↓↓↓

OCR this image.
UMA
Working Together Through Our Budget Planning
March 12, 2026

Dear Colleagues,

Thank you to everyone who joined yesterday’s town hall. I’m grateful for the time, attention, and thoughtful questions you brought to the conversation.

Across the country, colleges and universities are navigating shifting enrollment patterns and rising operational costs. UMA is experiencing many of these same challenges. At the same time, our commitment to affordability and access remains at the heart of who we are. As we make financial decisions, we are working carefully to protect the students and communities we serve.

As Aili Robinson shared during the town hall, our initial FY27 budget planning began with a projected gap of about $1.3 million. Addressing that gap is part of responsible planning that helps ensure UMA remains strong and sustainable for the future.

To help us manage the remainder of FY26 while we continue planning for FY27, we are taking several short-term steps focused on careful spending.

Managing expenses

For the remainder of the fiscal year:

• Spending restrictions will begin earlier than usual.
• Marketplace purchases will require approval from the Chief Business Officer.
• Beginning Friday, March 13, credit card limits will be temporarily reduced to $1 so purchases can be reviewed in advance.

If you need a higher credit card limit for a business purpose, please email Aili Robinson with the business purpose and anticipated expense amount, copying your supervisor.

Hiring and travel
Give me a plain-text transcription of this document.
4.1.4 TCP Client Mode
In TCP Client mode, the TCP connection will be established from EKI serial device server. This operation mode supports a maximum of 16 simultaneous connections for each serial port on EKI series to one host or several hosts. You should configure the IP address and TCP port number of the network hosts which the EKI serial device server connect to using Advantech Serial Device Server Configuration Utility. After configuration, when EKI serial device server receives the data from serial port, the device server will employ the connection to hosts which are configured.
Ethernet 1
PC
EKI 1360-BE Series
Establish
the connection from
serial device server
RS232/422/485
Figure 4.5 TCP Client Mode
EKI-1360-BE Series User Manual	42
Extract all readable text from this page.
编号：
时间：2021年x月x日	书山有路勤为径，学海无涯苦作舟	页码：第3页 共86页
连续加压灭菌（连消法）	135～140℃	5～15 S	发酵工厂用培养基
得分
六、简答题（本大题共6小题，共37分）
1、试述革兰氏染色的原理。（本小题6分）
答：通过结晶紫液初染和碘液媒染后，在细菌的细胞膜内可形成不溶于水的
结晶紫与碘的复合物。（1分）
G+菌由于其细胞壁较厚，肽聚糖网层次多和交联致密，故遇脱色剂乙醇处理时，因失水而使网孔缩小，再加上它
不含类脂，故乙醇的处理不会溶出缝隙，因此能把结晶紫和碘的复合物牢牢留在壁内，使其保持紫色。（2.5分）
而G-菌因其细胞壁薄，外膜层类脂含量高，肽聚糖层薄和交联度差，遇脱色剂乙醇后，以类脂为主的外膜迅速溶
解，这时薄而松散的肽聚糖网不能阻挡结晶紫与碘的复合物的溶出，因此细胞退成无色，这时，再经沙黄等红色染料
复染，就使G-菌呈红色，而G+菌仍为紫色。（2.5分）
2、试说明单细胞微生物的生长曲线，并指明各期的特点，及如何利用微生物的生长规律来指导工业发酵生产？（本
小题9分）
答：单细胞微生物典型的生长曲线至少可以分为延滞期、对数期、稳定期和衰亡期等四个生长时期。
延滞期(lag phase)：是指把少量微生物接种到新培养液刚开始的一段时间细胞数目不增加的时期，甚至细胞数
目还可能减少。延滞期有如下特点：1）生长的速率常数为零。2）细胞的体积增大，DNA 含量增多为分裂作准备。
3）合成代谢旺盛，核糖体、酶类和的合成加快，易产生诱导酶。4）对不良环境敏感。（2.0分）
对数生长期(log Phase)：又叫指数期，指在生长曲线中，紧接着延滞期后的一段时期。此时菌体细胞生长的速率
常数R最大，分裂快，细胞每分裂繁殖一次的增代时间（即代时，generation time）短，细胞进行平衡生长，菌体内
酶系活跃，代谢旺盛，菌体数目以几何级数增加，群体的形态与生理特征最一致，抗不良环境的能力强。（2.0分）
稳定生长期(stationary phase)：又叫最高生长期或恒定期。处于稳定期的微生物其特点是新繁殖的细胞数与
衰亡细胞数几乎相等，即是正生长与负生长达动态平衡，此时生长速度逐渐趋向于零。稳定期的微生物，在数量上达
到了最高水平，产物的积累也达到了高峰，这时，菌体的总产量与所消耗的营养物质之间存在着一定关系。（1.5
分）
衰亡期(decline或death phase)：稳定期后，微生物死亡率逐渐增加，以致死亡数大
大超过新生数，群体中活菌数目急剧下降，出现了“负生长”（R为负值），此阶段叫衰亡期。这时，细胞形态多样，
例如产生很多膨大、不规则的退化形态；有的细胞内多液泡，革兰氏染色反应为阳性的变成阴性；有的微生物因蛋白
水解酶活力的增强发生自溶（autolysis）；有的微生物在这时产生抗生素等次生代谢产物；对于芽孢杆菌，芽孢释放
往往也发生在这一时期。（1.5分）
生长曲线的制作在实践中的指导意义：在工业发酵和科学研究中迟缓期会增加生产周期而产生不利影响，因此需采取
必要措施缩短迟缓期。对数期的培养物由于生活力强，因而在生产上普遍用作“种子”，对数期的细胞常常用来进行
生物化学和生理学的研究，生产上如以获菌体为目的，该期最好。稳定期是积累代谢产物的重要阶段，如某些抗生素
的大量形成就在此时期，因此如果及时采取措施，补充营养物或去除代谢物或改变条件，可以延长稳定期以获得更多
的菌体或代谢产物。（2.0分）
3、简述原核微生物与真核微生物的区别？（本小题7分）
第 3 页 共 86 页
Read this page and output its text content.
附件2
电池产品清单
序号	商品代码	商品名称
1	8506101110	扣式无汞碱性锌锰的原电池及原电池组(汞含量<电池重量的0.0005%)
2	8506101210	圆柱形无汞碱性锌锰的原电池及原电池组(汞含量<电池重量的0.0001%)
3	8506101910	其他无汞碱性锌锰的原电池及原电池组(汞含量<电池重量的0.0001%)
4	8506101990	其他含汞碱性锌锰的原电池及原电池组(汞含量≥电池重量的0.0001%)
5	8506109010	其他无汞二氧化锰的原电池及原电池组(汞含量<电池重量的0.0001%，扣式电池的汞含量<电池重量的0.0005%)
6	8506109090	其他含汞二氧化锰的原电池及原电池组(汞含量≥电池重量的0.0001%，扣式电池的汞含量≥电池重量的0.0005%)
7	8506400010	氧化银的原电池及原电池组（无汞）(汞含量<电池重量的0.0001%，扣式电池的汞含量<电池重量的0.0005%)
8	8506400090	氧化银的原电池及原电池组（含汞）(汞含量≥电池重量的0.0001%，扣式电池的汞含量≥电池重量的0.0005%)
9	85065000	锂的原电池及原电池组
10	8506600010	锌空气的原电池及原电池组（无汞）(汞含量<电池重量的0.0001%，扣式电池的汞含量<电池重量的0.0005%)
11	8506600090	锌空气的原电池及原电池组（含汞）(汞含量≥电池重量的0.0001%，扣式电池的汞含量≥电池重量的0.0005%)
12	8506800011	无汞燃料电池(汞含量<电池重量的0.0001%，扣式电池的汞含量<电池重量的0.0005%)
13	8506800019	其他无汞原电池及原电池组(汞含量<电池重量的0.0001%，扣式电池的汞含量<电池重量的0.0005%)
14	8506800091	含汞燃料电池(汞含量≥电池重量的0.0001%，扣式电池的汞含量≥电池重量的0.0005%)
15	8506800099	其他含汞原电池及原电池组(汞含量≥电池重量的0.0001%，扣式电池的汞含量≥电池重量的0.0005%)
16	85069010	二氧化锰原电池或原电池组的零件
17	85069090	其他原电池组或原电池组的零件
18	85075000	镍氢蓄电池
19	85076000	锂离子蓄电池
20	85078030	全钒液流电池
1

↑↑↑

Written exercise :: Every record above needs to be repeated word for word.

Exercise result ::
OCR this image.
UMA
Working Together Through Our Budget Planning
March 12, 2026

Dear Colleagues,

Thank you to everyone who joined yesterday’s town hall. I’m grateful for the time, attention, and thoughtful questions you brought to the conversation.

Across the country, colleges and universities are navigating shifting enrollment patterns and rising operational costs. UMA is experiencing many of these same challenges. At the same time, our commitment to affordability and access remains at the heart of who we are. As we make financial decisions, we are working carefully to protect the students and communities we serve.

As Aili Robinson shared during the town hall, our initial FY27 budget planning began with a projected gap of about $1.3 million. Addressing that gap is part of responsible planning that helps ensure UMA remains strong and sustainable for the future.

To help us manage the remainder of FY26 while we continue planning for FY27, we are taking several short-term steps focused on careful spending.

Managing expenses

For the remainder of the fiscal year:

• Spending restrictions will begin earlier than usual.
• Marketplace purchases will require approval from the Chief Business Officer.
• Beginning Friday, March 13, credit card limits will be temporarily reduced to $1 so purchases can be reviewed in advance.

If you need a higher credit card limit for a business purpose, please email Aili Robinson with the business purpose and anticipated expense amount, copying your supervisor.

Hiring and travel
Give me a plain-text transcription of this document.
4.1.4 TCP Client Mode
In TCP Client mode, the TCP connection will be established from EKI serial device server. This operation mode supports a maximum of 16 simultaneous connections for each serial port on EKI series to one host or several hosts. You should configure the IP address and TCP port number of the network hosts which the EKI serial device server connect to using Advantech Serial Device Server Configuration Utility. After configuration, when EKI serial device server receives the data from serial port, the device server will employ the connection to hosts which are configured.
Ethernet 1
PC
EKI 1360-BE Series
Establish
the connection from
serial device server
RS232/422/485
Figure 4.5 TCP Client Mode
EKI-1360-BE Series User Manual	42
Extract all readable text from this page.
编号：
时间：2021年x月x日	书山有路勤为径，学海无涯苦作舟	页码：第3页 共86页
连续加压灭菌（连消法）	135～140℃	5～15 S	发酵工厂用培养基
得分
六、简答题（本大题共6小题，共37分）
1、试述革兰氏染色的原理。（本小题6分）
答：通过结晶紫液初染和碘液媒染后，在细菌的细胞膜内可形成不溶于水的
结晶紫与碘的复合物。（1分）
G+菌由于其细胞壁较厚，肽聚糖网层次多和交联致密，故遇脱色剂乙醇处理时，因失水而使网孔缩小，再加上它
不含类脂，故乙醇的处理不会溶出缝隙，因此能把结晶紫和碘的复合物牢牢留在壁内，使其保持紫色。（2.5分）
而G-菌因其细胞壁薄，外膜层类脂含量高，肽聚糖层薄和交联度差，遇脱色剂乙醇后，以类脂为主的外膜迅速溶
解，这时薄而松散的肽聚糖网不能阻挡结晶紫与碘的复合物的溶出，因此细胞退成无色，这时，再经沙黄等红色染料
复染，就使G-菌呈红色，而G+菌仍为紫色。（2.5分）
2、试说明单细胞微生物的生长曲线，并指明各期的特点，及如何利用微生物的生长规律来指导工业发酵生产？（本
小题9分）
答：单细胞微生物典型的生长曲线至少可以分为延滞期、对数期、稳定期和衰亡期等四个生长时期。
延滞期(lag phase)：是指把少量微生物接种到新培养液刚开始的一段时间细胞数目不增加的时期，甚至细胞数
目还可能减少。延滞期有如下特点：1）生长的速率常数为零。2）细胞的体积增大，DNA 含量增多为分裂作准备。
3）合成代谢旺盛，核糖体、酶类和的合成加快，易产生诱导酶。4）对不良环境敏感。（2.0分）
对数生长期(log Phase)：又叫指数期，指在生长曲线中，紧接着延滞期后的一段时期。此时菌体细胞生长的速率
常数R最大，分裂快，细胞每分裂繁殖一次的增代时间（即代时，generation time）短，细胞进行平衡生长，菌体内
酶系活跃，代谢旺盛，菌体数目以几何级数增加，群体的形态与生理特征最一致，抗不良环境的能力强。（2.0分）
稳定生长期(stationary phase)：又叫最高生长期或恒定期。处于稳定期的微生物其特点是新繁殖的细胞数与
衰亡细胞数几乎相等，即是正生长与负生长达动态平衡，此时生长速度逐渐趋向于零。稳定期的微生物，在数量上达
到了最高水平，产物的积累也达到了高峰，这时，菌体的总产量与所消耗的营养物质之间存在着一定关系。（1.5
分）
衰亡期(decline或death phase)：稳定期后，微生物死亡率逐渐增加，以致死亡数大
大超过新生数，群体中活菌数目急剧下降，出现了“负生长”（R为负值），此阶段叫衰亡期。这时，细胞形态多样，
例如产生很多膨大、不规则的退化形态；有的细胞内多液泡，革兰氏染色反应为阳性的变成阴性；有的微生物因蛋白
水解酶活力的增强发生自溶（autolysis）；有的微生物在这时产生抗生素等次生代谢产物；对于芽孢杆菌，芽孢释放
往往也发生在这一时期。（1.5分）
生长曲线的制作在实践中的指导意义：在工业发酵和科学研究中迟缓期会增加生产周期而产生不利影响，因此需采取
必要措施缩短迟缓期。对数期的培养物由于生活力强，因而在生产上普遍用作“种子”，对数期的细胞常常用来进行
生物化学和生理学的研究，生产上如以获菌体为目的，该期最好。稳定期是积累代谢产物的重要阶段，如某些抗生素
的大量形成就在此时期，因此如果及时采取措施，补充营养物或去除代谢物或改变条件，可以延长稳定期以获得更多
的菌体或代谢产物。（2.0分）
3、简述原核微生物与真核微生物的区别？（本小题7分）
第 3 页 共 86 页
Read this page and output its text content.
附件2
电池产品清单
序号	商品代码	商品名称
1	8506101110	扣式无汞碱性锌锰的原电池及原电池组(汞含量<电池重量的0.0005%)
2	8506101210	圆柱形无汞碱性锌锰的原电池及原电池组(汞含量<电池重量的0.0001%)
3	8506101910	其他无汞碱性锌锰的原电池及原电池组(汞含量<电池重量的0.0001%)
4	8506101990	其他含汞碱性锌锰的原电池及原电池组(汞含量≥电池重量的0.0001%)
5	8506109010	其他无汞二氧化锰的原电池及原电池组(汞含量<电池重量的0.0001%，扣式电池的汞含量<电池重量的0.0005%)
6	8506109090	其他含汞二氧化锰的原电池及原电池组(汞含量≥电池重量的0.0001%，扣式电池的汞含量≥电池重量的0.0005%)
7	8506400010	氧化银的原电池及原电池组（无汞）(汞含量<电池重量的0.0001%，扣式电池的汞含量<电池重量的0.0005%)
8	8506400090	氧化银的原电池及原电池组（含汞）(汞含量≥电池重量的0.0001%，扣式电池的汞含量≥电池重量的0.0005%)
9	85065000	锂的原电池及原电池组
10	8506600010	锌空气的原电池及原电池组（无汞）(汞含量<电池重量的0.0001%，扣式电池的汞含量<电池重量的0.0005%)
11	8506600090	锌空气的原电池及原电池组（含汞）(汞含量≥电池重量的0.0001%，扣式电池的汞含量≥电池重量的0.0005%)
12	8506800011	无汞燃料电池(汞含量<电池重量的0.0001%，扣式电池的汞含量<电池重量的0.0005%)
13	8506800019	其他无汞原电池及原电池组(汞含量<电池重量的0.0001%，扣式电池的汞含量<电池重量的0.0005%)
14	8506800091	含汞燃料电池(汞含量≥电池重量的0.0001%，扣式电池的汞含量≥电池重量的0.0005%)
15	8506800099	其他含汞原电池及原电池组(汞含量≥电池重量的0.0001%，扣式电池的汞含量≥电池重量的0.0005%)
16	85069010	二氧化锰原电池或原电池组的零件
17	85069090	其他原电池组或原电池组的零件
18	85075000	镍氢蓄电池
19	85076000	锂离子蓄电池
20	85078030	全钒液流电池
1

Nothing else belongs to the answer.